◆ **REQUIREMENT**
Copy all of the material word for word, except for the pictures.

◆ **THE RECORDS**
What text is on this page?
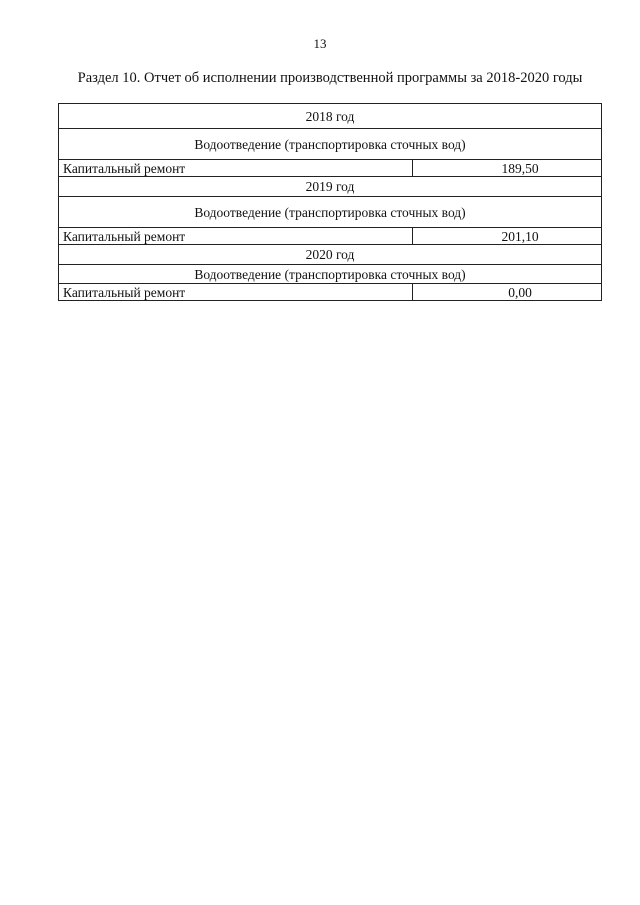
13
Раздел 10. Отчет об исполнении производственной программы за 2018-2020 годы
2018 год	
Водоотведение (транспортировка сточных вод)	
Капитальный ремонт	189,50
2019 год	
Водоотведение (транспортировка сточных вод)	
Капитальный ремонт	201,10
2020 год	
Водоотведение (транспортировка сточных вод)	
Капитальный ремонт	0,00
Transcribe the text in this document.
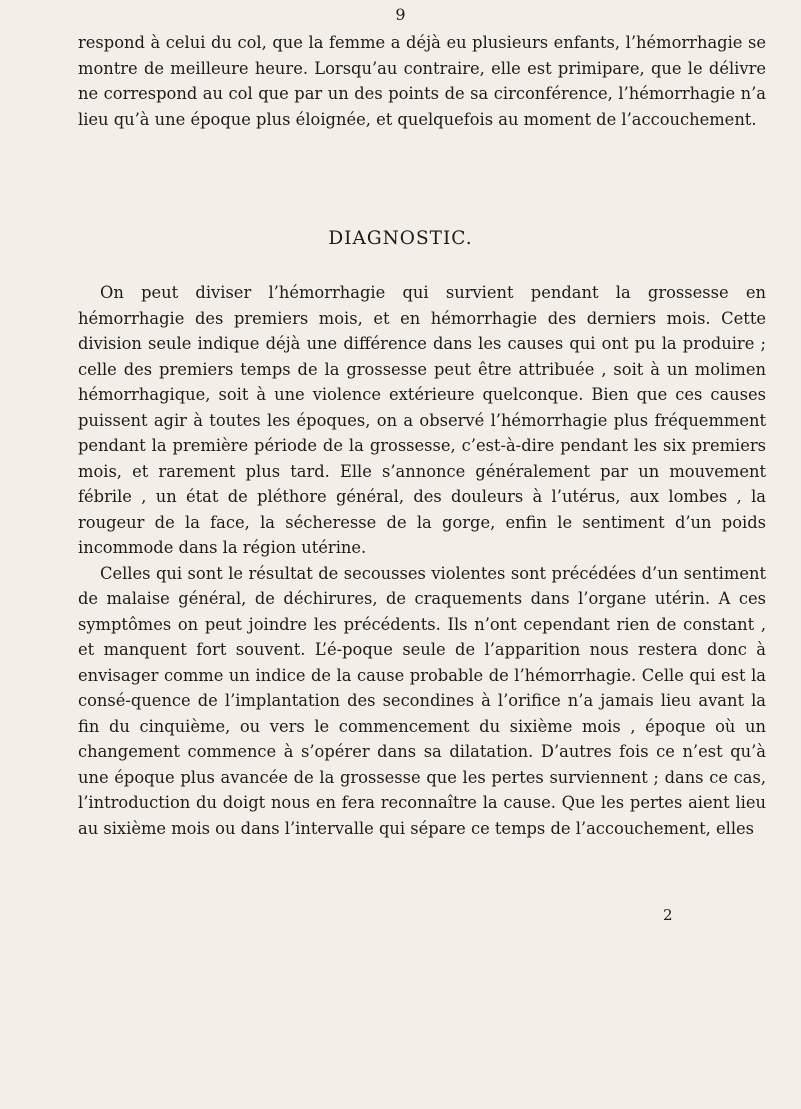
9

respond à celui du col, que la femme a déjà eu plusieurs enfants, l’hémorrhagie se montre de meilleure heure. Lorsqu’au contraire, elle est primipare, que le délivre ne correspond au col que par un des points de sa circonférence, l’hémorrhagie n’a lieu qu’à une époque plus éloignée, et quelquefois au moment de l’accouchement.

DIAGNOSTIC.

On peut diviser l’hémorrhagie qui survient pendant la grossesse en hémorrhagie des premiers mois, et en hémorrhagie des derniers mois. Cette division seule indique déjà une différence dans les causes qui ont pu la produire ; celle des premiers temps de la grossesse peut être attribuée , soit à un molimen hémorrhagique, soit à une violence extérieure quelconque. Bien que ces causes puissent agir à toutes les époques, on a observé l’hémorrhagie plus fréquemment pendant la première période de la grossesse, c’est-à-dire pendant les six premiers mois, et rarement plus tard. Elle s’annonce généralement par un mouvement fébrile , un état de pléthore général, des douleurs à l’utérus, aux lombes , la rougeur de la face, la sécheresse de la gorge, enfin le sentiment d’un poids incommode dans la région utérine.

Celles qui sont le résultat de secousses violentes sont précédées d’un sentiment de malaise général, de déchirures, de craquements dans l’organe utérin. A ces symptômes on peut joindre les précédents. Ils n’ont cependant rien de constant , et manquent fort souvent. L’é-poque seule de l’apparition nous restera donc à envisager comme un indice de la cause probable de l’hémorrhagie. Celle qui est la consé-quence de l’implantation des secondines à l’orifice n’a jamais lieu avant la fin du cinquième, ou vers le commencement du sixième mois , époque où un changement commence à s’opérer dans sa dilatation. D’autres fois ce n’est qu’à une époque plus avancée de la grossesse que les pertes surviennent ; dans ce cas, l’introduction du doigt nous en fera reconnaître la cause. Que les pertes aient lieu au sixième mois ou dans l’intervalle qui sépare ce temps de l’accouchement, elles

2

◆ **FULL ANSWER**
What text is on this page?
13
Раздел 10. Отчет об исполнении производственной программы за 2018-2020 годы
2018 год	
Водоотведение (транспортировка сточных вод)	
Капитальный ремонт	189,50
2019 год	
Водоотведение (транспортировка сточных вод)	
Капитальный ремонт	201,10
2020 год	
Водоотведение (транспортировка сточных вод)	
Капитальный ремонт	0,00
Transcribe the text in this document.
9

respond à celui du col, que la femme a déjà eu plusieurs enfants, l’hémorrhagie se montre de meilleure heure. Lorsqu’au contraire, elle est primipare, que le délivre ne correspond au col que par un des points de sa circonférence, l’hémorrhagie n’a lieu qu’à une époque plus éloignée, et quelquefois au moment de l’accouchement.

DIAGNOSTIC.

On peut diviser l’hémorrhagie qui survient pendant la grossesse en hémorrhagie des premiers mois, et en hémorrhagie des derniers mois. Cette division seule indique déjà une différence dans les causes qui ont pu la produire ; celle des premiers temps de la grossesse peut être attribuée , soit à un molimen hémorrhagique, soit à une violence extérieure quelconque. Bien que ces causes puissent agir à toutes les époques, on a observé l’hémorrhagie plus fréquemment pendant la première période de la grossesse, c’est-à-dire pendant les six premiers mois, et rarement plus tard. Elle s’annonce généralement par un mouvement fébrile , un état de pléthore général, des douleurs à l’utérus, aux lombes , la rougeur de la face, la sécheresse de la gorge, enfin le sentiment d’un poids incommode dans la région utérine.

Celles qui sont le résultat de secousses violentes sont précédées d’un sentiment de malaise général, de déchirures, de craquements dans l’organe utérin. A ces symptômes on peut joindre les précédents. Ils n’ont cependant rien de constant , et manquent fort souvent. L’é-poque seule de l’apparition nous restera donc à envisager comme un indice de la cause probable de l’hémorrhagie. Celle qui est la consé-quence de l’implantation des secondines à l’orifice n’a jamais lieu avant la fin du cinquième, ou vers le commencement du sixième mois , époque où un changement commence à s’opérer dans sa dilatation. D’autres fois ce n’est qu’à une époque plus avancée de la grossesse que les pertes surviennent ; dans ce cas, l’introduction du doigt nous en fera reconnaître la cause. Que les pertes aient lieu au sixième mois ou dans l’intervalle qui sépare ce temps de l’accouchement, elles

2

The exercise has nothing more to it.